What to work on
Return every record verbatim.

------ Working data ------

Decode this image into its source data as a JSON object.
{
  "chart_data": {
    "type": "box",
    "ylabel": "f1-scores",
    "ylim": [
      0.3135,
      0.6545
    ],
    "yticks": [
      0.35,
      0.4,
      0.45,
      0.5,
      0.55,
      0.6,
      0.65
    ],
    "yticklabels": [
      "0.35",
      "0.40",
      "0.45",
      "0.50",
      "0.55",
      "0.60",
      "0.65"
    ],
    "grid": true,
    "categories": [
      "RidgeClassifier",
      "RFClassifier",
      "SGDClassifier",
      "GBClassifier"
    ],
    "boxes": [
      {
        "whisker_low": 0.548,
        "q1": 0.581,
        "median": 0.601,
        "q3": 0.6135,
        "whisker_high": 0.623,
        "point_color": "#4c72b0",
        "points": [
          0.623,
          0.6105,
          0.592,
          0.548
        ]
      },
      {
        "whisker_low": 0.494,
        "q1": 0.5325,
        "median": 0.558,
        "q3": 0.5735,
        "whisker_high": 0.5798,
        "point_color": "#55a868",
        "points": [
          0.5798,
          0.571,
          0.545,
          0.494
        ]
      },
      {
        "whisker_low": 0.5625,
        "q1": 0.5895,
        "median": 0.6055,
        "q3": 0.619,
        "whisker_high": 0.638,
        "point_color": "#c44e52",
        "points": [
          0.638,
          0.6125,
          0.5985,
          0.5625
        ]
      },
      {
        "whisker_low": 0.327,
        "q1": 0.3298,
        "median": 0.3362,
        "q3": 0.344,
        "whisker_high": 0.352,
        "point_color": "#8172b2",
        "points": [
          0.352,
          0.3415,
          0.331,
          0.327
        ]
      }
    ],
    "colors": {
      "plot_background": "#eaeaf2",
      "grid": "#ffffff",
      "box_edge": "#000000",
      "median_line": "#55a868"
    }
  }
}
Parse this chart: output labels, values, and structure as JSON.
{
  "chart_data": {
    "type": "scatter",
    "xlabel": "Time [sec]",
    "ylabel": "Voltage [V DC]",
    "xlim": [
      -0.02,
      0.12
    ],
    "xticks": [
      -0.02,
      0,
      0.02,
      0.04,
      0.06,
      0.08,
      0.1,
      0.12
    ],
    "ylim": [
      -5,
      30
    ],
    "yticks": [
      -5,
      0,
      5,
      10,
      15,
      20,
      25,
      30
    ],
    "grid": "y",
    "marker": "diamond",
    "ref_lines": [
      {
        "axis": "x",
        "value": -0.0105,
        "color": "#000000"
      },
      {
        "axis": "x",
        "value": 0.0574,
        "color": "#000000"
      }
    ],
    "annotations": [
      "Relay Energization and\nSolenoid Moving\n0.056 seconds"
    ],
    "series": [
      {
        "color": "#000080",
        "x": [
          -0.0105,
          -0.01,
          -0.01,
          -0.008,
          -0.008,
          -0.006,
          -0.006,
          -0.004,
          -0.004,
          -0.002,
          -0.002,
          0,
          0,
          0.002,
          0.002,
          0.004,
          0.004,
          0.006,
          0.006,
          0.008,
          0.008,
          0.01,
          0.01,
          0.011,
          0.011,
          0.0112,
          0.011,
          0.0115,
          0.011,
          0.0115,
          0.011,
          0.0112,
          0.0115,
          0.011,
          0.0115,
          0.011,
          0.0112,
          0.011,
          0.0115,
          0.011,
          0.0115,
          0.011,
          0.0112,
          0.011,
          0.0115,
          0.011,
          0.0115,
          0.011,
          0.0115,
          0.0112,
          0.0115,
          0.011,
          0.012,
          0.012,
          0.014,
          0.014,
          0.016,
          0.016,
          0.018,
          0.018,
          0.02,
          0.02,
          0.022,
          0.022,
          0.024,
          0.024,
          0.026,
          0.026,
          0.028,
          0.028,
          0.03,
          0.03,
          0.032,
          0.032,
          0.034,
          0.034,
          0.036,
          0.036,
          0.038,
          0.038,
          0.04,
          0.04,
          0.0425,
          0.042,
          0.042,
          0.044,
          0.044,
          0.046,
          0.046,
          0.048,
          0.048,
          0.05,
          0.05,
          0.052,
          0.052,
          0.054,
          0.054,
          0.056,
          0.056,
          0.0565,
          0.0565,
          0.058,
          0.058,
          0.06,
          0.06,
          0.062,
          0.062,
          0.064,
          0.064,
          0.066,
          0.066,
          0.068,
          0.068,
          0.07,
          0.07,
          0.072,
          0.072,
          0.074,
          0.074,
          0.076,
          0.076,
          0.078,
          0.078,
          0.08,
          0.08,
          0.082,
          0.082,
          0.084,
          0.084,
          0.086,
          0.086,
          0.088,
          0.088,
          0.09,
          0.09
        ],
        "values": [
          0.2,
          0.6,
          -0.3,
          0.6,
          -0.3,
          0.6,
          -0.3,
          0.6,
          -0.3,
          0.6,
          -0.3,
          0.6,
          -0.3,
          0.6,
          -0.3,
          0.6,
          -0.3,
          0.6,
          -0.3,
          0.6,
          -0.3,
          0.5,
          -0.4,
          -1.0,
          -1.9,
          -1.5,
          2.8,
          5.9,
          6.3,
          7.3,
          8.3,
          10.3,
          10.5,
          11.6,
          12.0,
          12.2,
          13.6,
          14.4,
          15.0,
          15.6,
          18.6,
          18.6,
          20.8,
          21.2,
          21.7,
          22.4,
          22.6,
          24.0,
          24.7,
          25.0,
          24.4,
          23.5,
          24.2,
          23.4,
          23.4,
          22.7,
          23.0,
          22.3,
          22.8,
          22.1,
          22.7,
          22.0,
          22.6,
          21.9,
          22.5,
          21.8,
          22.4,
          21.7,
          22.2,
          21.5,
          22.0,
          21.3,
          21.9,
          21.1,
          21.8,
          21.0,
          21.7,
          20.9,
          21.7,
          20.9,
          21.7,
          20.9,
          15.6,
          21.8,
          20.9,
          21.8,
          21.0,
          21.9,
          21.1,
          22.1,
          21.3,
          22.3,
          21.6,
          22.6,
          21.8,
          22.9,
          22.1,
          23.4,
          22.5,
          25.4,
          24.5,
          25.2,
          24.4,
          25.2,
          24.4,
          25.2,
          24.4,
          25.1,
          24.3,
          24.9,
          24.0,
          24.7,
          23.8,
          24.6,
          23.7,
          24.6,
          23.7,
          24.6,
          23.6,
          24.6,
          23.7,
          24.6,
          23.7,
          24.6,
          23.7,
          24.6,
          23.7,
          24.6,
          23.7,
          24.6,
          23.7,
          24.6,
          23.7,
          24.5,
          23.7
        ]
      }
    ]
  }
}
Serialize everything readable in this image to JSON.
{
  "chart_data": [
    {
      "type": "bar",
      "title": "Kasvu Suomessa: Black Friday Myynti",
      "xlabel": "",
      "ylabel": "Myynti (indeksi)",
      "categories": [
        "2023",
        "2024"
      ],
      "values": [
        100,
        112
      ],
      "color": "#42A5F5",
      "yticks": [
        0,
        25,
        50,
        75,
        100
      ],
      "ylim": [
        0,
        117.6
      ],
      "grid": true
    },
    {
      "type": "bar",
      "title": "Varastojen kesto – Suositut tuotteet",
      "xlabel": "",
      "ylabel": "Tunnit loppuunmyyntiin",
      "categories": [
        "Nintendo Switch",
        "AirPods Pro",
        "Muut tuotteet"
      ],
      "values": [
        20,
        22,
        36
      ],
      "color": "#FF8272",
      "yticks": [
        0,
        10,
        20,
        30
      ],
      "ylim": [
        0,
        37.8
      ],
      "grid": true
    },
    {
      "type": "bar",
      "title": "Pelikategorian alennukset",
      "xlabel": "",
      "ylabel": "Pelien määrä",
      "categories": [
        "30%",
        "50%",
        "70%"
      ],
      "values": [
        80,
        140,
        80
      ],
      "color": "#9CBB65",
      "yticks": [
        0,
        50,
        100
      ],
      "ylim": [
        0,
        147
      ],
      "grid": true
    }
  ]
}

------

Result below
Decode this image into its source data as a JSON object.
{
  "chart_data": {
    "type": "box",
    "ylabel": "f1-scores",
    "ylim": [
      0.3135,
      0.6545
    ],
    "yticks": [
      0.35,
      0.4,
      0.45,
      0.5,
      0.55,
      0.6,
      0.65
    ],
    "yticklabels": [
      "0.35",
      "0.40",
      "0.45",
      "0.50",
      "0.55",
      "0.60",
      "0.65"
    ],
    "grid": true,
    "categories": [
      "RidgeClassifier",
      "RFClassifier",
      "SGDClassifier",
      "GBClassifier"
    ],
    "boxes": [
      {
        "whisker_low": 0.548,
        "q1": 0.581,
        "median": 0.601,
        "q3": 0.6135,
        "whisker_high": 0.623,
        "point_color": "#4c72b0",
        "points": [
          0.623,
          0.6105,
          0.592,
          0.548
        ]
      },
      {
        "whisker_low": 0.494,
        "q1": 0.5325,
        "median": 0.558,
        "q3": 0.5735,
        "whisker_high": 0.5798,
        "point_color": "#55a868",
        "points": [
          0.5798,
          0.571,
          0.545,
          0.494
        ]
      },
      {
        "whisker_low": 0.5625,
        "q1": 0.5895,
        "median": 0.6055,
        "q3": 0.619,
        "whisker_high": 0.638,
        "point_color": "#c44e52",
        "points": [
          0.638,
          0.6125,
          0.5985,
          0.5625
        ]
      },
      {
        "whisker_low": 0.327,
        "q1": 0.3298,
        "median": 0.3362,
        "q3": 0.344,
        "whisker_high": 0.352,
        "point_color": "#8172b2",
        "points": [
          0.352,
          0.3415,
          0.331,
          0.327
        ]
      }
    ],
    "colors": {
      "plot_background": "#eaeaf2",
      "grid": "#ffffff",
      "box_edge": "#000000",
      "median_line": "#55a868"
    }
  }
}
Parse this chart: output labels, values, and structure as JSON.
{
  "chart_data": {
    "type": "scatter",
    "xlabel": "Time [sec]",
    "ylabel": "Voltage [V DC]",
    "xlim": [
      -0.02,
      0.12
    ],
    "xticks": [
      -0.02,
      0,
      0.02,
      0.04,
      0.06,
      0.08,
      0.1,
      0.12
    ],
    "ylim": [
      -5,
      30
    ],
    "yticks": [
      -5,
      0,
      5,
      10,
      15,
      20,
      25,
      30
    ],
    "grid": "y",
    "marker": "diamond",
    "ref_lines": [
      {
        "axis": "x",
        "value": -0.0105,
        "color": "#000000"
      },
      {
        "axis": "x",
        "value": 0.0574,
        "color": "#000000"
      }
    ],
    "annotations": [
      "Relay Energization and\nSolenoid Moving\n0.056 seconds"
    ],
    "series": [
      {
        "color": "#000080",
        "x": [
          -0.0105,
          -0.01,
          -0.01,
          -0.008,
          -0.008,
          -0.006,
          -0.006,
          -0.004,
          -0.004,
          -0.002,
          -0.002,
          0,
          0,
          0.002,
          0.002,
          0.004,
          0.004,
          0.006,
          0.006,
          0.008,
          0.008,
          0.01,
          0.01,
          0.011,
          0.011,
          0.0112,
          0.011,
          0.0115,
          0.011,
          0.0115,
          0.011,
          0.0112,
          0.0115,
          0.011,
          0.0115,
          0.011,
          0.0112,
          0.011,
          0.0115,
          0.011,
          0.0115,
          0.011,
          0.0112,
          0.011,
          0.0115,
          0.011,
          0.0115,
          0.011,
          0.0115,
          0.0112,
          0.0115,
          0.011,
          0.012,
          0.012,
          0.014,
          0.014,
          0.016,
          0.016,
          0.018,
          0.018,
          0.02,
          0.02,
          0.022,
          0.022,
          0.024,
          0.024,
          0.026,
          0.026,
          0.028,
          0.028,
          0.03,
          0.03,
          0.032,
          0.032,
          0.034,
          0.034,
          0.036,
          0.036,
          0.038,
          0.038,
          0.04,
          0.04,
          0.0425,
          0.042,
          0.042,
          0.044,
          0.044,
          0.046,
          0.046,
          0.048,
          0.048,
          0.05,
          0.05,
          0.052,
          0.052,
          0.054,
          0.054,
          0.056,
          0.056,
          0.0565,
          0.0565,
          0.058,
          0.058,
          0.06,
          0.06,
          0.062,
          0.062,
          0.064,
          0.064,
          0.066,
          0.066,
          0.068,
          0.068,
          0.07,
          0.07,
          0.072,
          0.072,
          0.074,
          0.074,
          0.076,
          0.076,
          0.078,
          0.078,
          0.08,
          0.08,
          0.082,
          0.082,
          0.084,
          0.084,
          0.086,
          0.086,
          0.088,
          0.088,
          0.09,
          0.09
        ],
        "values": [
          0.2,
          0.6,
          -0.3,
          0.6,
          -0.3,
          0.6,
          -0.3,
          0.6,
          -0.3,
          0.6,
          -0.3,
          0.6,
          -0.3,
          0.6,
          -0.3,
          0.6,
          -0.3,
          0.6,
          -0.3,
          0.6,
          -0.3,
          0.5,
          -0.4,
          -1.0,
          -1.9,
          -1.5,
          2.8,
          5.9,
          6.3,
          7.3,
          8.3,
          10.3,
          10.5,
          11.6,
          12.0,
          12.2,
          13.6,
          14.4,
          15.0,
          15.6,
          18.6,
          18.6,
          20.8,
          21.2,
          21.7,
          22.4,
          22.6,
          24.0,
          24.7,
          25.0,
          24.4,
          23.5,
          24.2,
          23.4,
          23.4,
          22.7,
          23.0,
          22.3,
          22.8,
          22.1,
          22.7,
          22.0,
          22.6,
          21.9,
          22.5,
          21.8,
          22.4,
          21.7,
          22.2,
          21.5,
          22.0,
          21.3,
          21.9,
          21.1,
          21.8,
          21.0,
          21.7,
          20.9,
          21.7,
          20.9,
          21.7,
          20.9,
          15.6,
          21.8,
          20.9,
          21.8,
          21.0,
          21.9,
          21.1,
          22.1,
          21.3,
          22.3,
          21.6,
          22.6,
          21.8,
          22.9,
          22.1,
          23.4,
          22.5,
          25.4,
          24.5,
          25.2,
          24.4,
          25.2,
          24.4,
          25.2,
          24.4,
          25.1,
          24.3,
          24.9,
          24.0,
          24.7,
          23.8,
          24.6,
          23.7,
          24.6,
          23.7,
          24.6,
          23.6,
          24.6,
          23.7,
          24.6,
          23.7,
          24.6,
          23.7,
          24.6,
          23.7,
          24.6,
          23.7,
          24.6,
          23.7,
          24.6,
          23.7,
          24.5,
          23.7
        ]
      }
    ]
  }
}
Serialize everything readable in this image to JSON.
{
  "chart_data": [
    {
      "type": "bar",
      "title": "Kasvu Suomessa: Black Friday Myynti",
      "xlabel": "",
      "ylabel": "Myynti (indeksi)",
      "categories": [
        "2023",
        "2024"
      ],
      "values": [
        100,
        112
      ],
      "color": "#42A5F5",
      "yticks": [
        0,
        25,
        50,
        75,
        100
      ],
      "ylim": [
        0,
        117.6
      ],
      "grid": true
    },
    {
      "type": "bar",
      "title": "Varastojen kesto – Suositut tuotteet",
      "xlabel": "",
      "ylabel": "Tunnit loppuunmyyntiin",
      "categories": [
        "Nintendo Switch",
        "AirPods Pro",
        "Muut tuotteet"
      ],
      "values": [
        20,
        22,
        36
      ],
      "color": "#FF8272",
      "yticks": [
        0,
        10,
        20,
        30
      ],
      "ylim": [
        0,
        37.8
      ],
      "grid": true
    },
    {
      "type": "bar",
      "title": "Pelikategorian alennukset",
      "xlabel": "",
      "ylabel": "Pelien määrä",
      "categories": [
        "30%",
        "50%",
        "70%"
      ],
      "values": [
        80,
        140,
        80
      ],
      "color": "#9CBB65",
      "yticks": [
        0,
        50,
        100
      ],
      "ylim": [
        0,
        147
      ],
      "grid": true
    }
  ]
}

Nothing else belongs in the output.